GIVEN REQUEST:
Where a line below holds the string "BoardService", copy that line.

Stored entries
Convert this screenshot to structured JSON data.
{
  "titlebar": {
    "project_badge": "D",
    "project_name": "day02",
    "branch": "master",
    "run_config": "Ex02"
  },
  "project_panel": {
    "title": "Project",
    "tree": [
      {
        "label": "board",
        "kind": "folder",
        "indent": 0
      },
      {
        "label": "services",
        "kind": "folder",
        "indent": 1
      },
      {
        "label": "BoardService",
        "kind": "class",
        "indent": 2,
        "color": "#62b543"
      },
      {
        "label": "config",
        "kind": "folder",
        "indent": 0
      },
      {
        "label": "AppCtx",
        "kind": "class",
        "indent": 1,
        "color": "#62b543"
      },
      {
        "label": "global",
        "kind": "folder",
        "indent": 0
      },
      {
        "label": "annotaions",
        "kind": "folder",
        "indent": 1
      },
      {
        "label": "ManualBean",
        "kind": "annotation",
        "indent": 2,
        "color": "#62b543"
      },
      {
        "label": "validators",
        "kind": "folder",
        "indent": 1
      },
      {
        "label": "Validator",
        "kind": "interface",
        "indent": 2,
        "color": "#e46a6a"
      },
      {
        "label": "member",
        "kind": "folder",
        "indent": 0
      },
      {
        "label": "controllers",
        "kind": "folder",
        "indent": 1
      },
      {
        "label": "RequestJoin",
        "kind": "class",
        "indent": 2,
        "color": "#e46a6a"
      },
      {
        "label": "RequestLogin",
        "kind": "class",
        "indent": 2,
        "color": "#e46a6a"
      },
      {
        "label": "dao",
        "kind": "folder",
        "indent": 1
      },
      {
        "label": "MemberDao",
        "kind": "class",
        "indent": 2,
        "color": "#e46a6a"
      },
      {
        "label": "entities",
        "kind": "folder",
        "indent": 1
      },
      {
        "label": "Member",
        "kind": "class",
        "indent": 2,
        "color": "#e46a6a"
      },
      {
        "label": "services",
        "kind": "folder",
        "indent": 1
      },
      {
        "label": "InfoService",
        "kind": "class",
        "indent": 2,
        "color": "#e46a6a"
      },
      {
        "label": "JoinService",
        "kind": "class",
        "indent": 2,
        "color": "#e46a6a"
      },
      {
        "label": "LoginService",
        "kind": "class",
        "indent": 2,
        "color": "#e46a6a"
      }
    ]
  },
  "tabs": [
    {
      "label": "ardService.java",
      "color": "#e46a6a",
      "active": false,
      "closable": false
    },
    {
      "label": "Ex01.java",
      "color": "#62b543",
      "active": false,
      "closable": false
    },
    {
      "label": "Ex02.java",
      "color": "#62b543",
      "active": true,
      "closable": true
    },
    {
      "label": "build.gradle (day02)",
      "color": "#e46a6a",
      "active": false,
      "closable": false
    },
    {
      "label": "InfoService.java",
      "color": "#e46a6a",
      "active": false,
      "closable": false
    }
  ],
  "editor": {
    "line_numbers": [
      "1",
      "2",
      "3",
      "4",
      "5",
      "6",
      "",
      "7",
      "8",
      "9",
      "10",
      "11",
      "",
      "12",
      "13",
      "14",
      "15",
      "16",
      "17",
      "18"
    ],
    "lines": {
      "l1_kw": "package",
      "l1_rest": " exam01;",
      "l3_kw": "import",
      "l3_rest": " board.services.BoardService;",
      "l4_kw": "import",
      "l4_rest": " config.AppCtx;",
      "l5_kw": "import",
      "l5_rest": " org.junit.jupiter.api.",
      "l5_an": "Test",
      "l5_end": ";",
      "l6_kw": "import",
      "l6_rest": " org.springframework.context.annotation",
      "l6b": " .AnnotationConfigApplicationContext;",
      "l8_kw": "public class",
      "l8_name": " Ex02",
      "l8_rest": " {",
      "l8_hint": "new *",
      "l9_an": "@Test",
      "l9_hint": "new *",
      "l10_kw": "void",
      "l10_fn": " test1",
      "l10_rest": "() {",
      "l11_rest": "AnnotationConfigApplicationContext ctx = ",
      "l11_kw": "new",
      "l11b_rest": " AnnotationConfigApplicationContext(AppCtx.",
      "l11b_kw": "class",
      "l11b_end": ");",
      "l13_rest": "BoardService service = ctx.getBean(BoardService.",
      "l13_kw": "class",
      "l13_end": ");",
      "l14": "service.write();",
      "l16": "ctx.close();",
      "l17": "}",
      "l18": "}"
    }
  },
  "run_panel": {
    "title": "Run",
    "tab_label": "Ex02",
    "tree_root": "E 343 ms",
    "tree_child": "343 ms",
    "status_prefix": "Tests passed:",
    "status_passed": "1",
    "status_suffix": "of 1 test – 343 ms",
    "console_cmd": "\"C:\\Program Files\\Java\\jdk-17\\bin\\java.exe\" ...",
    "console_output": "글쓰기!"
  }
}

RESULT FOR THIS EXERCISE:
        "label": "BoardService",
      "l3_rest": " board.services.BoardService;",
      "l13_rest": "BoardService service = ctx.getBean(BoardService.",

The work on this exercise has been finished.